[Begin Exercise inputs]
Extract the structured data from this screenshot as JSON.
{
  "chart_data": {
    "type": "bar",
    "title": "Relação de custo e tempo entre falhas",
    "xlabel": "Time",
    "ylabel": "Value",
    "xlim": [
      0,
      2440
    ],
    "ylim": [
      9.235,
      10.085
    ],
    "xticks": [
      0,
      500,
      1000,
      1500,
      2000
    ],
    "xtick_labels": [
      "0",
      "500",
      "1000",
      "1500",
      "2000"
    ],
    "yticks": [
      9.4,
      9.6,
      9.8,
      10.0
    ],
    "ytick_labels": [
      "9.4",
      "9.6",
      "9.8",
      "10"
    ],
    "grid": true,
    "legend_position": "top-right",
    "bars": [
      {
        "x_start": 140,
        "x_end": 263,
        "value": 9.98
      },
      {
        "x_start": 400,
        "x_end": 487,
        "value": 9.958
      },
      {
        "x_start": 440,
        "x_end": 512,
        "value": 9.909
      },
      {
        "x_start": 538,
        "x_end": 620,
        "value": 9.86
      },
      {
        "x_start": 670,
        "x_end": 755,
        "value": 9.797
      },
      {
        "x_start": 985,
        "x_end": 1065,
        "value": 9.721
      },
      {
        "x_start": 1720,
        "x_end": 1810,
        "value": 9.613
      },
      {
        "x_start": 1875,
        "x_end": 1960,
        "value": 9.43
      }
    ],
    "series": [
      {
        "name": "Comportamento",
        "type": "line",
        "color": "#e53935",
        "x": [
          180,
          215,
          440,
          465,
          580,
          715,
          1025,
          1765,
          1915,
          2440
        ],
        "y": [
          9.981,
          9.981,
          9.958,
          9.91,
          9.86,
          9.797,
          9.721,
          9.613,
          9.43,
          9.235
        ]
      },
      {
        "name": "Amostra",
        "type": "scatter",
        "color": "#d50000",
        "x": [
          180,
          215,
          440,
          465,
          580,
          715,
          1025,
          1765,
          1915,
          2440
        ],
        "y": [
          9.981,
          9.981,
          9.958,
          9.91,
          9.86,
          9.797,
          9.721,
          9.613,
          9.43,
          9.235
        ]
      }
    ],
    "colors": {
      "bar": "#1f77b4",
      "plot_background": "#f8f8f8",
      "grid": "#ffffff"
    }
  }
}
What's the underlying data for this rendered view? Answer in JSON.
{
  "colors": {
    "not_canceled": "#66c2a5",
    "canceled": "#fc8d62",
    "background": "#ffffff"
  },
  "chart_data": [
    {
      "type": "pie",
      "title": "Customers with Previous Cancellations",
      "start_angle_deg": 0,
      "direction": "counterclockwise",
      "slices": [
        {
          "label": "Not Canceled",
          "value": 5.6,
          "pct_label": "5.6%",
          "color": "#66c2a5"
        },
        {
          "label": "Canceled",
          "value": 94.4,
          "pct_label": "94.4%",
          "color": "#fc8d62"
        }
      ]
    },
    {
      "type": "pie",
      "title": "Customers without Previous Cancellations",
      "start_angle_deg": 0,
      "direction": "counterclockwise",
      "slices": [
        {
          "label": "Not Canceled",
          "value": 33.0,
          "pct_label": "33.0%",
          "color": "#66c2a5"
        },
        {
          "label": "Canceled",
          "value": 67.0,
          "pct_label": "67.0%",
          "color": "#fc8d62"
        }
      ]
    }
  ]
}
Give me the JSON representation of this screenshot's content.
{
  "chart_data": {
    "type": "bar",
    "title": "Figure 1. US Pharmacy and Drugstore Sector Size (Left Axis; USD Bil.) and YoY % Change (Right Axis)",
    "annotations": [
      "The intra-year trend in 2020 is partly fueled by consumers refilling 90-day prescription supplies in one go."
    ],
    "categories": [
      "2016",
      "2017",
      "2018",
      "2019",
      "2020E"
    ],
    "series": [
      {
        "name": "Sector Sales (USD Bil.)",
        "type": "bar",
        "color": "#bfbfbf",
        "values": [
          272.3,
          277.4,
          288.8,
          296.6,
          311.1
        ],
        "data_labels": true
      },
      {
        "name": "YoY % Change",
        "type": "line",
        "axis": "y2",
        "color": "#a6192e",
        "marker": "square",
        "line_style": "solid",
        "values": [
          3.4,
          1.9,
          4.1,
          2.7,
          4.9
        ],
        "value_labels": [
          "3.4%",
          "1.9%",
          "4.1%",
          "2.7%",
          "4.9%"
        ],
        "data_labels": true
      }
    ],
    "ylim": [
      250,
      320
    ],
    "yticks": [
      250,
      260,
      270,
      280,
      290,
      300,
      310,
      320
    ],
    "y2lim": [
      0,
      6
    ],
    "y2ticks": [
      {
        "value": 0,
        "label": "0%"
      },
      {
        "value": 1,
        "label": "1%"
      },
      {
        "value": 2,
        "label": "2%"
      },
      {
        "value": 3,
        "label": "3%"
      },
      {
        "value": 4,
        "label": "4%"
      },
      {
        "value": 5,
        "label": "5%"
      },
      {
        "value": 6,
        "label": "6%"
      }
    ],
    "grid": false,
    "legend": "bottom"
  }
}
[End Exercise inputs]
Exercise details:
Write all of the records out again exactly.

Correct result:
Extract the structured data from this screenshot as JSON.
{
  "chart_data": {
    "type": "bar",
    "title": "Relação de custo e tempo entre falhas",
    "xlabel": "Time",
    "ylabel": "Value",
    "xlim": [
      0,
      2440
    ],
    "ylim": [
      9.235,
      10.085
    ],
    "xticks": [
      0,
      500,
      1000,
      1500,
      2000
    ],
    "xtick_labels": [
      "0",
      "500",
      "1000",
      "1500",
      "2000"
    ],
    "yticks": [
      9.4,
      9.6,
      9.8,
      10.0
    ],
    "ytick_labels": [
      "9.4",
      "9.6",
      "9.8",
      "10"
    ],
    "grid": true,
    "legend_position": "top-right",
    "bars": [
      {
        "x_start": 140,
        "x_end": 263,
        "value": 9.98
      },
      {
        "x_start": 400,
        "x_end": 487,
        "value": 9.958
      },
      {
        "x_start": 440,
        "x_end": 512,
        "value": 9.909
      },
      {
        "x_start": 538,
        "x_end": 620,
        "value": 9.86
      },
      {
        "x_start": 670,
        "x_end": 755,
        "value": 9.797
      },
      {
        "x_start": 985,
        "x_end": 1065,
        "value": 9.721
      },
      {
        "x_start": 1720,
        "x_end": 1810,
        "value": 9.613
      },
      {
        "x_start": 1875,
        "x_end": 1960,
        "value": 9.43
      }
    ],
    "series": [
      {
        "name": "Comportamento",
        "type": "line",
        "color": "#e53935",
        "x": [
          180,
          215,
          440,
          465,
          580,
          715,
          1025,
          1765,
          1915,
          2440
        ],
        "y": [
          9.981,
          9.981,
          9.958,
          9.91,
          9.86,
          9.797,
          9.721,
          9.613,
          9.43,
          9.235
        ]
      },
      {
        "name": "Amostra",
        "type": "scatter",
        "color": "#d50000",
        "x": [
          180,
          215,
          440,
          465,
          580,
          715,
          1025,
          1765,
          1915,
          2440
        ],
        "y": [
          9.981,
          9.981,
          9.958,
          9.91,
          9.86,
          9.797,
          9.721,
          9.613,
          9.43,
          9.235
        ]
      }
    ],
    "colors": {
      "bar": "#1f77b4",
      "plot_background": "#f8f8f8",
      "grid": "#ffffff"
    }
  }
}
What's the underlying data for this rendered view? Answer in JSON.
{
  "colors": {
    "not_canceled": "#66c2a5",
    "canceled": "#fc8d62",
    "background": "#ffffff"
  },
  "chart_data": [
    {
      "type": "pie",
      "title": "Customers with Previous Cancellations",
      "start_angle_deg": 0,
      "direction": "counterclockwise",
      "slices": [
        {
          "label": "Not Canceled",
          "value": 5.6,
          "pct_label": "5.6%",
          "color": "#66c2a5"
        },
        {
          "label": "Canceled",
          "value": 94.4,
          "pct_label": "94.4%",
          "color": "#fc8d62"
        }
      ]
    },
    {
      "type": "pie",
      "title": "Customers without Previous Cancellations",
      "start_angle_deg": 0,
      "direction": "counterclockwise",
      "slices": [
        {
          "label": "Not Canceled",
          "value": 33.0,
          "pct_label": "33.0%",
          "color": "#66c2a5"
        },
        {
          "label": "Canceled",
          "value": 67.0,
          "pct_label": "67.0%",
          "color": "#fc8d62"
        }
      ]
    }
  ]
}
Give me the JSON representation of this screenshot's content.
{
  "chart_data": {
    "type": "bar",
    "title": "Figure 1. US Pharmacy and Drugstore Sector Size (Left Axis; USD Bil.) and YoY % Change (Right Axis)",
    "annotations": [
      "The intra-year trend in 2020 is partly fueled by consumers refilling 90-day prescription supplies in one go."
    ],
    "categories": [
      "2016",
      "2017",
      "2018",
      "2019",
      "2020E"
    ],
    "series": [
      {
        "name": "Sector Sales (USD Bil.)",
        "type": "bar",
        "color": "#bfbfbf",
        "values": [
          272.3,
          277.4,
          288.8,
          296.6,
          311.1
        ],
        "data_labels": true
      },
      {
        "name": "YoY % Change",
        "type": "line",
        "axis": "y2",
        "color": "#a6192e",
        "marker": "square",
        "line_style": "solid",
        "values": [
          3.4,
          1.9,
          4.1,
          2.7,
          4.9
        ],
        "value_labels": [
          "3.4%",
          "1.9%",
          "4.1%",
          "2.7%",
          "4.9%"
        ],
        "data_labels": true
      }
    ],
    "ylim": [
      250,
      320
    ],
    "yticks": [
      250,
      260,
      270,
      280,
      290,
      300,
      310,
      320
    ],
    "y2lim": [
      0,
      6
    ],
    "y2ticks": [
      {
        "value": 0,
        "label": "0%"
      },
      {
        "value": 1,
        "label": "1%"
      },
      {
        "value": 2,
        "label": "2%"
      },
      {
        "value": 3,
        "label": "3%"
      },
      {
        "value": 4,
        "label": "4%"
      },
      {
        "value": 5,
        "label": "5%"
      },
      {
        "value": 6,
        "label": "6%"
      }
    ],
    "grid": false,
    "legend": "bottom"
  }
}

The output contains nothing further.